Goal of the exercise
Pull out every line below holding the word "marketing".

Rows from a dataset
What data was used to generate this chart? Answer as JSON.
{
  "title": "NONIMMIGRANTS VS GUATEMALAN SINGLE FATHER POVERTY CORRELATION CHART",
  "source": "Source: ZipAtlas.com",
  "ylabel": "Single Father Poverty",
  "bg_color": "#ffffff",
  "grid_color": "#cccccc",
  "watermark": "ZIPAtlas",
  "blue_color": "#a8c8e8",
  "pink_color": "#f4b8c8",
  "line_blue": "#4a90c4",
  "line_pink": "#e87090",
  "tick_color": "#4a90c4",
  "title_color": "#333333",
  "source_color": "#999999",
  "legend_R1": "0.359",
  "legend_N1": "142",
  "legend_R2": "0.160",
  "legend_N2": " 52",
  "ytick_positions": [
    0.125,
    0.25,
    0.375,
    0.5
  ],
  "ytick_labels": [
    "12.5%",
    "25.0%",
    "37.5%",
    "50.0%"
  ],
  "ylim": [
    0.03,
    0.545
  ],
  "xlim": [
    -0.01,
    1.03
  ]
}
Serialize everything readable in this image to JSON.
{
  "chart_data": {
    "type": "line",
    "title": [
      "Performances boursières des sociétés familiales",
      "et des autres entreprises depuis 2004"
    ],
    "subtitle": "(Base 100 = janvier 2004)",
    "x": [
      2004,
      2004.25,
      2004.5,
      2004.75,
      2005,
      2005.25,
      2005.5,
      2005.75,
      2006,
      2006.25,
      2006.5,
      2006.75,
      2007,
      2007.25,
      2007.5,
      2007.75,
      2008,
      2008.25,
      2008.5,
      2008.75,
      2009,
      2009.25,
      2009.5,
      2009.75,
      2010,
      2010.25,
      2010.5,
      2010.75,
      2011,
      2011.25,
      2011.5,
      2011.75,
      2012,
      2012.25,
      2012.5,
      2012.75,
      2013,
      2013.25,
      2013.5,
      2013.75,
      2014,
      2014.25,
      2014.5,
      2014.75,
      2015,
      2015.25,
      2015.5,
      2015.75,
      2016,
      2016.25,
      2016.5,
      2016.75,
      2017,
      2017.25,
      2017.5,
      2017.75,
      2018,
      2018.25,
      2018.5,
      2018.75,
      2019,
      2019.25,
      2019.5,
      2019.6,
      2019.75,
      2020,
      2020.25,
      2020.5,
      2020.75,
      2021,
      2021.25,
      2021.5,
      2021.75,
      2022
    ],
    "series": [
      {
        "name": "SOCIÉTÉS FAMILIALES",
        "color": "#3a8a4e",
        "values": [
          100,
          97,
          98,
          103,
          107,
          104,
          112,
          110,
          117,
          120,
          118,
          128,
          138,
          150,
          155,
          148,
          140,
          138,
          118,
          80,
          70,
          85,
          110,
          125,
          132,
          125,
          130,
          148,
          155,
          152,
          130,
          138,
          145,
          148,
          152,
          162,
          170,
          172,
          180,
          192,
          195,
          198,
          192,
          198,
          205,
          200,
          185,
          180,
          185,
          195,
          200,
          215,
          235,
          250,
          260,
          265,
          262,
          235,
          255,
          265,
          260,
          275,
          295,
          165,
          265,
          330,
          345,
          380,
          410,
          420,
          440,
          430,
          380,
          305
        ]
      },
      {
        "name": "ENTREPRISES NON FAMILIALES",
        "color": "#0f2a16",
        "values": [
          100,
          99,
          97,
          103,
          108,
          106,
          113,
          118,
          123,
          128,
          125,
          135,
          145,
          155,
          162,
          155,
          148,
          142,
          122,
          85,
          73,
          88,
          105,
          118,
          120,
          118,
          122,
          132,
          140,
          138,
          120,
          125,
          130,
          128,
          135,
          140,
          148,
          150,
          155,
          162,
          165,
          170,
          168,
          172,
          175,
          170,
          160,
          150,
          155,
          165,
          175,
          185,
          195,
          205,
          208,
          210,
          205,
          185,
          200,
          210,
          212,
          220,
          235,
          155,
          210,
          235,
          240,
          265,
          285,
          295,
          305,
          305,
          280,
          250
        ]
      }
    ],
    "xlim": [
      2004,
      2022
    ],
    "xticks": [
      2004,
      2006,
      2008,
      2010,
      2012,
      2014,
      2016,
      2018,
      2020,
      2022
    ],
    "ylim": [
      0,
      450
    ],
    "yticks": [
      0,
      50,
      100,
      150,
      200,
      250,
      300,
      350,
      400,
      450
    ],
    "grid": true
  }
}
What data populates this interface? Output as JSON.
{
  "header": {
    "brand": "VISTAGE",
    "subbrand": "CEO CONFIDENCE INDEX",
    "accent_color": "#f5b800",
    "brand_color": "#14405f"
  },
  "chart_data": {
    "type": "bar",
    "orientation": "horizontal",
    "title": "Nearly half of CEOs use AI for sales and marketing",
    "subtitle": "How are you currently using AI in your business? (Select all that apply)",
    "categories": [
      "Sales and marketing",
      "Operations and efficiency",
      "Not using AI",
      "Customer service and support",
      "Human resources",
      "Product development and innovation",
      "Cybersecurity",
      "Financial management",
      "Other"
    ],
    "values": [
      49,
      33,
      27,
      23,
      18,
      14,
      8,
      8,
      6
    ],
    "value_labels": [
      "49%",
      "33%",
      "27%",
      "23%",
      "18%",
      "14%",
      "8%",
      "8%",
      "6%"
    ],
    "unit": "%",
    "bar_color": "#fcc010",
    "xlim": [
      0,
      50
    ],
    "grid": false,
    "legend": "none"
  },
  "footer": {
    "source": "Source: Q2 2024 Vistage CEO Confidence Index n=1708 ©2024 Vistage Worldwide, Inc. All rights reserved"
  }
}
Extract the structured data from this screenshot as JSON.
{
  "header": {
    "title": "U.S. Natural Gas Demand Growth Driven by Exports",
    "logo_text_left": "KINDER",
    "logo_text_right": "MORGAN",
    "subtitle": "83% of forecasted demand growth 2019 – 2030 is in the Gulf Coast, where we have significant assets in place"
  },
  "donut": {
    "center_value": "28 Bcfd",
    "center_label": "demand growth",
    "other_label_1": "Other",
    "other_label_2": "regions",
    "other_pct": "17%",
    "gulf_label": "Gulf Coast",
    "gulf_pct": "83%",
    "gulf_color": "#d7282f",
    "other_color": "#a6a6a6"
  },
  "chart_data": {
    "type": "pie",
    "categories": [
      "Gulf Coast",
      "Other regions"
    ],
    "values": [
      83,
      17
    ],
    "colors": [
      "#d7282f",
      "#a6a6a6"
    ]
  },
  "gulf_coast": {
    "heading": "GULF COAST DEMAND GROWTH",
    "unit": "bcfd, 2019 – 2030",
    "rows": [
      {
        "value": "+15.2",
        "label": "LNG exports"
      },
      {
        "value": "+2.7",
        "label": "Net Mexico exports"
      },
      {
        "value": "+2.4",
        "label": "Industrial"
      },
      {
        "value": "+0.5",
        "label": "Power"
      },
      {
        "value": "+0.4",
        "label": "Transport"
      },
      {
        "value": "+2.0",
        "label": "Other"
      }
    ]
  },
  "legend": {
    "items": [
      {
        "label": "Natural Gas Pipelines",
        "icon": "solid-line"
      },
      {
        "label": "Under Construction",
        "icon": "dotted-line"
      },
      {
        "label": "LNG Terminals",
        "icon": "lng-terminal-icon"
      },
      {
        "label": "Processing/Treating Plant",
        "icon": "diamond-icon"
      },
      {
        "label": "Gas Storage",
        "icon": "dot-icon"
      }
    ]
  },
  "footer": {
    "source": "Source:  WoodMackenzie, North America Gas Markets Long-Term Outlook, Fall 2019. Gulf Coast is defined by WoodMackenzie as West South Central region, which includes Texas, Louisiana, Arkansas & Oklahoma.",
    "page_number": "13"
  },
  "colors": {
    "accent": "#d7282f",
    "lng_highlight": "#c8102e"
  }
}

Response to this task
    "title": "Nearly half of CEOs use AI for sales and marketing",
      "Sales and marketing",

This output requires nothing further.